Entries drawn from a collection
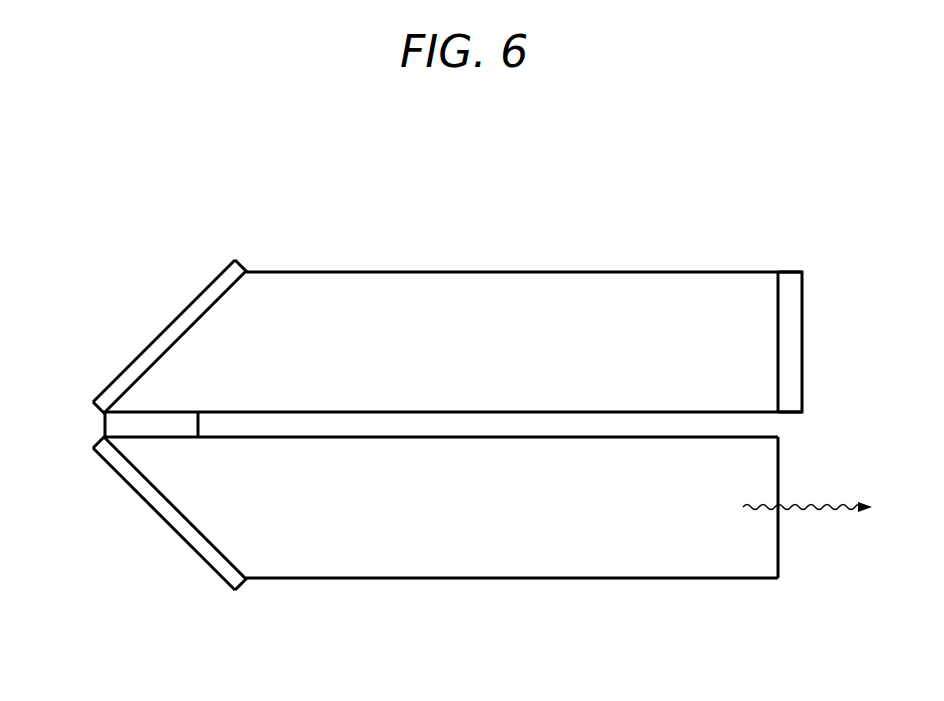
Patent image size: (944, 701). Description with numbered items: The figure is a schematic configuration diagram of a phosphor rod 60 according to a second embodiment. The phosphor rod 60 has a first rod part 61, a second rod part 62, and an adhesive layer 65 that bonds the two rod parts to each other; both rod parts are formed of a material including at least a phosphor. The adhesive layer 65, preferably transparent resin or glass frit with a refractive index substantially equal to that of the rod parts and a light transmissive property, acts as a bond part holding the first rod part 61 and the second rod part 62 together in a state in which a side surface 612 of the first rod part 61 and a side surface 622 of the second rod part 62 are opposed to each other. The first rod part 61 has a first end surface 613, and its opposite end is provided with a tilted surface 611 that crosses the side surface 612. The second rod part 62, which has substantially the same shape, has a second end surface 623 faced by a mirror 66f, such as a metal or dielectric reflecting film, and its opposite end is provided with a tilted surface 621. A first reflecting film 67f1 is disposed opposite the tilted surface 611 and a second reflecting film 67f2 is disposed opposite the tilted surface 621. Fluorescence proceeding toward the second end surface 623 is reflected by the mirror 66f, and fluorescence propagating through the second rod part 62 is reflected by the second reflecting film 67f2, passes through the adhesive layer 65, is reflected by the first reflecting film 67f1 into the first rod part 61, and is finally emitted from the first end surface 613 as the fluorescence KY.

The phosphor rod 60 is at (802, 154).
The first rod part 61 is at (321, 570).
The second rod part 62 is at (321, 285).
The tilted surface 611 is at (197, 532).
The side surface 612 is at (430, 427).
The first end surface 613 is at (778, 548).
The tilted surface 621 is at (197, 318).
The side surface 622 is at (646, 420).
The second end surface 623 is at (778, 283).
The adhesive layer 65 is at (118, 423).
The mirror 66f is at (797, 316).
The first reflecting film 67f1 is at (158, 503).
The second reflecting film 67f2 is at (158, 347).
The fluorescence KY is at (832, 500).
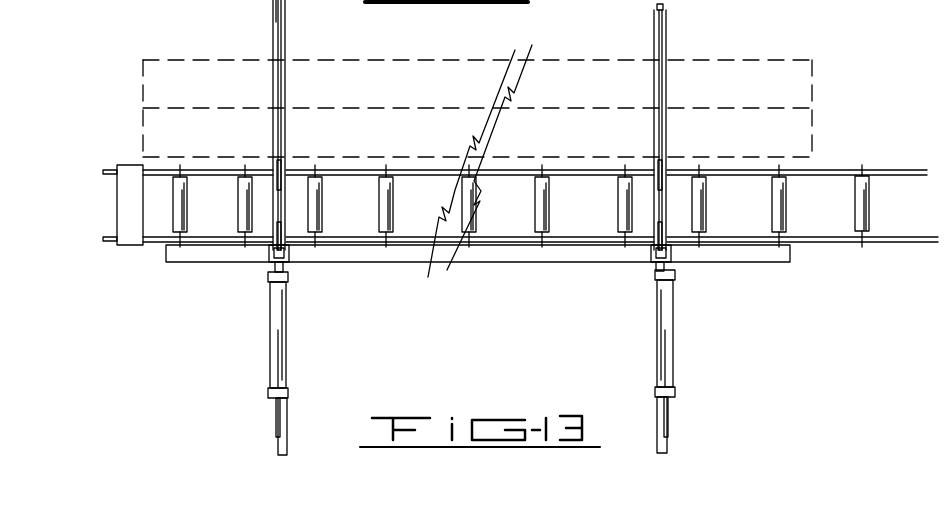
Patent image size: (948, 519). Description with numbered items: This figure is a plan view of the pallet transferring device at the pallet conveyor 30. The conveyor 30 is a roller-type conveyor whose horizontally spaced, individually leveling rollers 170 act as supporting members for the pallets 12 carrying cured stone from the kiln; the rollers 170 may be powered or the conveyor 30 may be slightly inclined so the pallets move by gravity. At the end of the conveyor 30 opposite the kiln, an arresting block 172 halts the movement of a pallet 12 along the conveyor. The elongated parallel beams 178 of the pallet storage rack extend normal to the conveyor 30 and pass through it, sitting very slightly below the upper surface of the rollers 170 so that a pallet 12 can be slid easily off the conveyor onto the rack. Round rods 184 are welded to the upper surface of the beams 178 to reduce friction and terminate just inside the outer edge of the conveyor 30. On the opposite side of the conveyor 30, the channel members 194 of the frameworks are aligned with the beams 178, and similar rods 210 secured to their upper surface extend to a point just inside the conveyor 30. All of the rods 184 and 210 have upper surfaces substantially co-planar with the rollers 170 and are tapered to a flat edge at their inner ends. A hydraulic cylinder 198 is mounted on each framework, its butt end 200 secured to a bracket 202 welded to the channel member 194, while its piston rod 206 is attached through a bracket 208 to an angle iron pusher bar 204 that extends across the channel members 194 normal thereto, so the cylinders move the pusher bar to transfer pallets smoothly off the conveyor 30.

The pallet 12 is at (160, 78).
The pallet conveyor 30 is at (908, 240).
The rollers 170 is at (384, 210).
The arresting block 172 is at (117, 203).
The beams 178 is at (284, 40).
The rods 184 is at (279, 22).
The channel member 194 is at (282, 442).
The hydraulic cylinder 198 is at (272, 313).
The butt end 200 is at (288, 392).
The bracket 202 is at (276, 416).
The angle iron pusher bar 204 is at (195, 262).
The piston rod 206 is at (290, 262).
The bracket 208 is at (266, 262).
The rods 210 is at (287, 232).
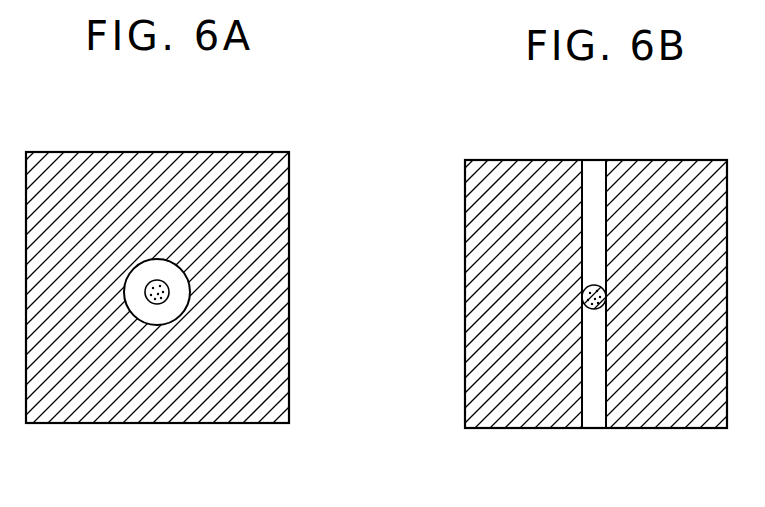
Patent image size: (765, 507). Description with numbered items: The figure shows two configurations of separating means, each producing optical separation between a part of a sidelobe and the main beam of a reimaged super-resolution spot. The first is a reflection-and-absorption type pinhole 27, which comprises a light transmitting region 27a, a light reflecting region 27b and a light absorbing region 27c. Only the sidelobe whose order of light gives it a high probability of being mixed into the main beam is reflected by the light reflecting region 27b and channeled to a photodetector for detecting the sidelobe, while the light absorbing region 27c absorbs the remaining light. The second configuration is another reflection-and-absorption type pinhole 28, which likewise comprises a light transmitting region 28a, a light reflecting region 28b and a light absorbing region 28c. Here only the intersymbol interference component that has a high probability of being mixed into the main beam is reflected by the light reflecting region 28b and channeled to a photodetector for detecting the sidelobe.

In FIG. 6A, the reflection-and-absorption type pinhole 27 is at (244, 137).
In FIG. 6A, the light transmitting region 27a is at (160, 303).
In FIG. 6A, the light reflecting region 27b is at (144, 310).
In FIG. 6A, the light absorbing region 27c is at (260, 222).
In FIG. 6B, the reflection-and-absorption type pinhole 28 is at (673, 142).
In FIG. 6B, the light transmitting region 28a is at (599, 310).
In FIG. 6B, the light reflecting region 28b is at (592, 388).
In FIG. 6B, the light absorbing region 28c is at (483, 310).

YOUR GOAL:
Could you retype all of the material above word for word, leaving the pictures out?

COMPLETE ANSWER:
Patent image size: (944, 701). Description with numbered items: The figure is a schematic configuration diagram of a phosphor rod 60 according to a second embodiment. The phosphor rod 60 has a first rod part 61, a second rod part 62, and an adhesive layer 65 that bonds the two rod parts to each other; both rod parts are formed of a material including at least a phosphor. The adhesive layer 65, preferably transparent resin or glass frit with a refractive index substantially equal to that of the rod parts and a light transmissive property, acts as a bond part holding the first rod part 61 and the second rod part 62 together in a state in which a side surface 612 of the first rod part 61 and a side surface 622 of the second rod part 62 are opposed to each other. The first rod part 61 has a first end surface 613, and its opposite end is provided with a tilted surface 611 that crosses the side surface 612. The second rod part 62, which has substantially the same shape, has a second end surface 623 faced by a mirror 66f, such as a metal or dielectric reflecting film, and its opposite end is provided with a tilted surface 621. A first reflecting film 67f1 is disposed opposite the tilted surface 611 and a second reflecting film 67f2 is disposed opposite the tilted surface 621. Fluorescence proceeding toward the second end surface 623 is reflected by the mirror 66f, and fluorescence propagating through the second rod part 62 is reflected by the second reflecting film 67f2, passes through the adhesive layer 65, is reflected by the first reflecting film 67f1 into the first rod part 61, and is finally emitted from the first end surface 613 as the fluorescence KY.

The phosphor rod 60 is at (802, 154).
The first rod part 61 is at (321, 570).
The second rod part 62 is at (321, 285).
The tilted surface 611 is at (197, 532).
The side surface 612 is at (430, 427).
The first end surface 613 is at (778, 548).
The tilted surface 621 is at (197, 318).
The side surface 622 is at (646, 420).
The second end surface 623 is at (778, 283).
The adhesive layer 65 is at (118, 423).
The mirror 66f is at (797, 316).
The first reflecting film 67f1 is at (158, 503).
The second reflecting film 67f2 is at (158, 347).
The fluorescence KY is at (832, 500).
Patent image size: (948, 519). Description with numbered items: This figure is a plan view of the pallet transferring device at the pallet conveyor 30. The conveyor 30 is a roller-type conveyor whose horizontally spaced, individually leveling rollers 170 act as supporting members for the pallets 12 carrying cured stone from the kiln; the rollers 170 may be powered or the conveyor 30 may be slightly inclined so the pallets move by gravity. At the end of the conveyor 30 opposite the kiln, an arresting block 172 halts the movement of a pallet 12 along the conveyor. The elongated parallel beams 178 of the pallet storage rack extend normal to the conveyor 30 and pass through it, sitting very slightly below the upper surface of the rollers 170 so that a pallet 12 can be slid easily off the conveyor onto the rack. Round rods 184 are welded to the upper surface of the beams 178 to reduce friction and terminate just inside the outer edge of the conveyor 30. On the opposite side of the conveyor 30, the channel members 194 of the frameworks are aligned with the beams 178, and similar rods 210 secured to their upper surface extend to a point just inside the conveyor 30. All of the rods 184 and 210 have upper surfaces substantially co-planar with the rollers 170 and are tapered to a flat edge at their inner ends. A hydraulic cylinder 198 is mounted on each framework, its butt end 200 secured to a bracket 202 welded to the channel member 194, while its piston rod 206 is attached through a bracket 208 to an angle iron pusher bar 204 that extends across the channel members 194 normal thereto, so the cylinders move the pusher bar to transfer pallets smoothly off the conveyor 30.

The pallet 12 is at (160, 78).
The pallet conveyor 30 is at (908, 240).
The rollers 170 is at (384, 210).
The arresting block 172 is at (117, 203).
The beams 178 is at (284, 40).
The rods 184 is at (279, 22).
The channel member 194 is at (282, 442).
The hydraulic cylinder 198 is at (272, 313).
The butt end 200 is at (288, 392).
The bracket 202 is at (276, 416).
The angle iron pusher bar 204 is at (195, 262).
The piston rod 206 is at (290, 262).
The bracket 208 is at (266, 262).
The rods 210 is at (287, 232).
Patent image size: (765, 507). Description with numbered items: The figure shows two configurations of separating means, each producing optical separation between a part of a sidelobe and the main beam of a reimaged super-resolution spot. The first is a reflection-and-absorption type pinhole 27, which comprises a light transmitting region 27a, a light reflecting region 27b and a light absorbing region 27c. Only the sidelobe whose order of light gives it a high probability of being mixed into the main beam is reflected by the light reflecting region 27b and channeled to a photodetector for detecting the sidelobe, while the light absorbing region 27c absorbs the remaining light. The second configuration is another reflection-and-absorption type pinhole 28, which likewise comprises a light transmitting region 28a, a light reflecting region 28b and a light absorbing region 28c. Here only the intersymbol interference component that has a high probability of being mixed into the main beam is reflected by the light reflecting region 28b and channeled to a photodetector for detecting the sidelobe.

In FIG. 6A, the reflection-and-absorption type pinhole 27 is at (244, 137).
In FIG. 6A, the light transmitting region 27a is at (160, 303).
In FIG. 6A, the light reflecting region 27b is at (144, 310).
In FIG. 6A, the light absorbing region 27c is at (260, 222).
In FIG. 6B, the reflection-and-absorption type pinhole 28 is at (673, 142).
In FIG. 6B, the light transmitting region 28a is at (599, 310).
In FIG. 6B, the light reflecting region 28b is at (592, 388).
In FIG. 6B, the light absorbing region 28c is at (483, 310).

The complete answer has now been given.